* _Set exercise_
Report, word for word, every line of the material that contains "text".
--- Start Available records ---
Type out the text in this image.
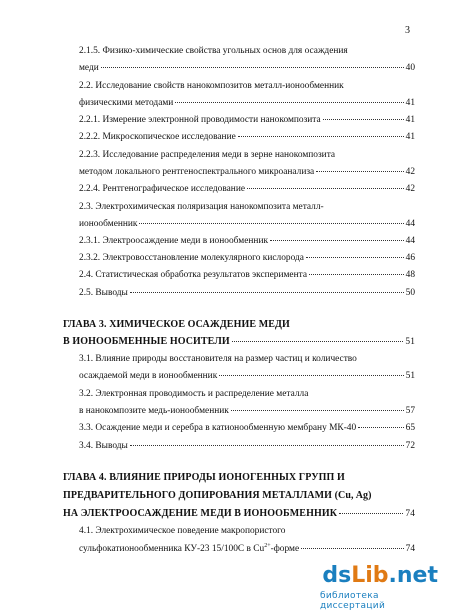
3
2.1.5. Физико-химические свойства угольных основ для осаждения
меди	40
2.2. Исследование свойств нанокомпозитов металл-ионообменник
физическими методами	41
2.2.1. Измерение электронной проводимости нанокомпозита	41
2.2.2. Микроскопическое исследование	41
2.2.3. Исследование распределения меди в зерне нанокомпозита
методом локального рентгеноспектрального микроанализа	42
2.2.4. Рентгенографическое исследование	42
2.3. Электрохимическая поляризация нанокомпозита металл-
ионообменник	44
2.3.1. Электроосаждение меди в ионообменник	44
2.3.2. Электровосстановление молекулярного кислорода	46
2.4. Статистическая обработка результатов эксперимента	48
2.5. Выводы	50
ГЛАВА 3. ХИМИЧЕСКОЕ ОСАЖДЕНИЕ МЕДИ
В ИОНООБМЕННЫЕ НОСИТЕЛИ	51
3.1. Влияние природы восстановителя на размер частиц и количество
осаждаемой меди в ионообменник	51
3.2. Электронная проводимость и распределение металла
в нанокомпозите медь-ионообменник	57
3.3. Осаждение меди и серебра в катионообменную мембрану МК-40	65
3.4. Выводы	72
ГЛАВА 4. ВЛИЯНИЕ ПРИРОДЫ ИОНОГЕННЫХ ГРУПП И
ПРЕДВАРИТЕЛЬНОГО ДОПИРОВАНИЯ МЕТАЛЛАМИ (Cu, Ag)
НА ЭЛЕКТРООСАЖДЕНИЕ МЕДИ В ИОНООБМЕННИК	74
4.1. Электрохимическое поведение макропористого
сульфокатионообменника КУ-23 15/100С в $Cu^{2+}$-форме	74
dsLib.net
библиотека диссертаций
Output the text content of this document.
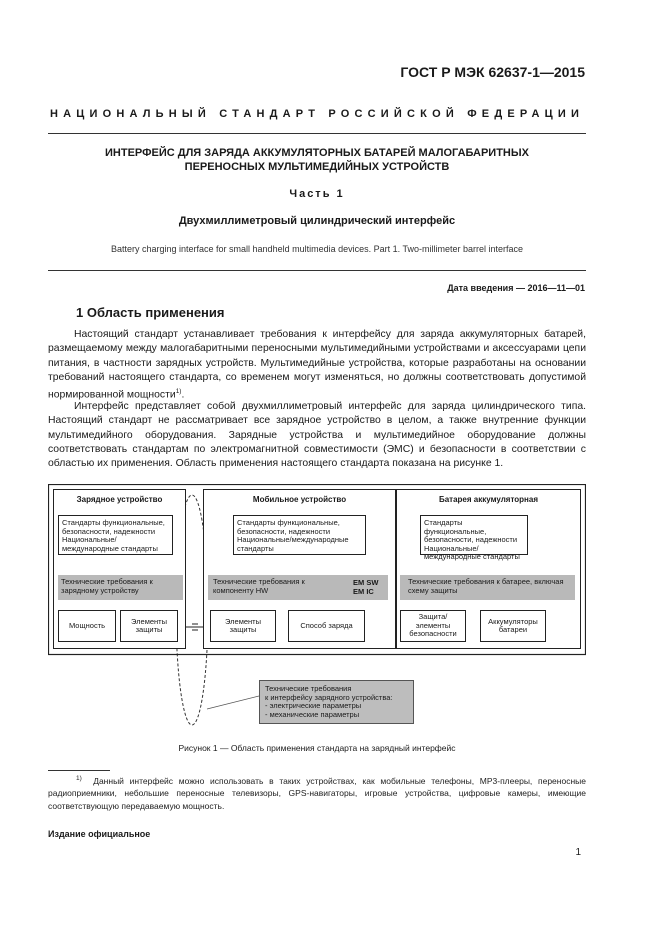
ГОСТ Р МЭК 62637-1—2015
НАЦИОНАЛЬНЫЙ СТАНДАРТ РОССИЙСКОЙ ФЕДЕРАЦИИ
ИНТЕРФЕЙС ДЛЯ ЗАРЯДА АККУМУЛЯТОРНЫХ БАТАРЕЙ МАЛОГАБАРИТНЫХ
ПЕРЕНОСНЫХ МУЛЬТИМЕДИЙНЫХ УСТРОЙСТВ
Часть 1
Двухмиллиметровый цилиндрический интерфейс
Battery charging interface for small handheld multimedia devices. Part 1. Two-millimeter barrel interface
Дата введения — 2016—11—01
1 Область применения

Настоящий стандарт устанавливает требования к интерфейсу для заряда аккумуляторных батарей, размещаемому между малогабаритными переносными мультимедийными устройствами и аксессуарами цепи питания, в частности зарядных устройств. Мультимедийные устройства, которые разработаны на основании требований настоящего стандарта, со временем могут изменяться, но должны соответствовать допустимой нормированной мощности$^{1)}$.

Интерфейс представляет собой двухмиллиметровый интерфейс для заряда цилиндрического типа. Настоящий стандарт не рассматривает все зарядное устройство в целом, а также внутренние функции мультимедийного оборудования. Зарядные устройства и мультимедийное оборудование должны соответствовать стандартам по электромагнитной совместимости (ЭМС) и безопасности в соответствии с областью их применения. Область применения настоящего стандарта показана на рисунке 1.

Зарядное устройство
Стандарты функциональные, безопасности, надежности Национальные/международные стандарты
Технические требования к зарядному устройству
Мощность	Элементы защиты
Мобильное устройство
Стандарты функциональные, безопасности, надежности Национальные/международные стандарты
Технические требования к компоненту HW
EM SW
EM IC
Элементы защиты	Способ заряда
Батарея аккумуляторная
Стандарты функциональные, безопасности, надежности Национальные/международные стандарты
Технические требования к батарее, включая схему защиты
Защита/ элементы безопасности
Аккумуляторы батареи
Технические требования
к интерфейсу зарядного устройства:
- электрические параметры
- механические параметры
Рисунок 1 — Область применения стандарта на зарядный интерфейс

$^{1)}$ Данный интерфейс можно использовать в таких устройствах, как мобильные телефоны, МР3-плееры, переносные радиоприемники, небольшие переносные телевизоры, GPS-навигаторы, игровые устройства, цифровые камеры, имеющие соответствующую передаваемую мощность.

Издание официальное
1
--- End Available records ---
* _The solution_
Type out the text in this image.
Output the text content of this document.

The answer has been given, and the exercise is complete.